• **Given passage**
Metamath Proof Explorer

Theorem mpocurryvald

Description: The value of a curried operation given in maps-to notation is a function over the second argument of the original operation. (Contributed by AV, 27-Oct-2019)

Ref Expression
Hypotheses mpocurryd.f 
|- F = ( x e. X , y e. Y |-> C )
mpocurryd.c 
|- ( ph -> A. x e. X A. y e. Y C e. V )
mpocurryd.n 
|- ( ph -> Y =/= (/) )
mpocurryvald.y 
|- ( ph -> Y e. W )
mpocurryvald.a 
|- ( ph -> A e. X )
Assertion mpocurryvald 
|- ( ph -> ( curry F ` A ) = ( y e. Y |-> [_ A / x ]_ C ) )

Proof

Step Hyp Ref Expression
1 mpocurryd.f 
 |-  F = ( x e. X , y e. Y |-> C )
2 mpocurryd.c 
 |-  ( ph -> A. x e. X A. y e. Y C e. V )
3 mpocurryd.n 
 |-  ( ph -> Y =/= (/) )
4 mpocurryvald.y 
 |-  ( ph -> Y e. W )
5 mpocurryvald.a 
 |-  ( ph -> A e. X )
6 1 2 3 mpocurryd 
 |-  ( ph -> curry F = ( x e. X |-> ( y e. Y |-> C ) ) )

• **Recorded information**
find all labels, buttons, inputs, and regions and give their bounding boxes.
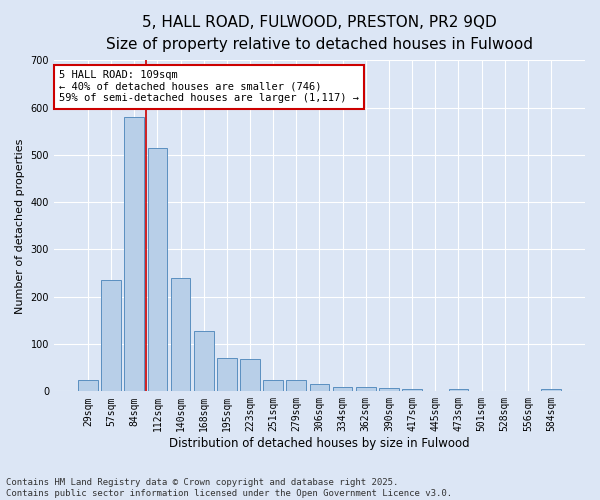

• **Written task**
Reproduce word for word the stretch of the Metamath theorem page that opens with the words containing "4 mpocurryvald.y" and closes with "X |-> ( y e. Y |-> C ) ) )".

• **Task response**
4 mpocurryvald.y 
 |-  ( ph -> Y e. W )
5 mpocurryvald.a 
 |-  ( ph -> A e. X )
6 1 2 3 mpocurryd 
 |-  ( ph -> curry F = ( x e. X |-> ( y e. Y |-> C ) ) )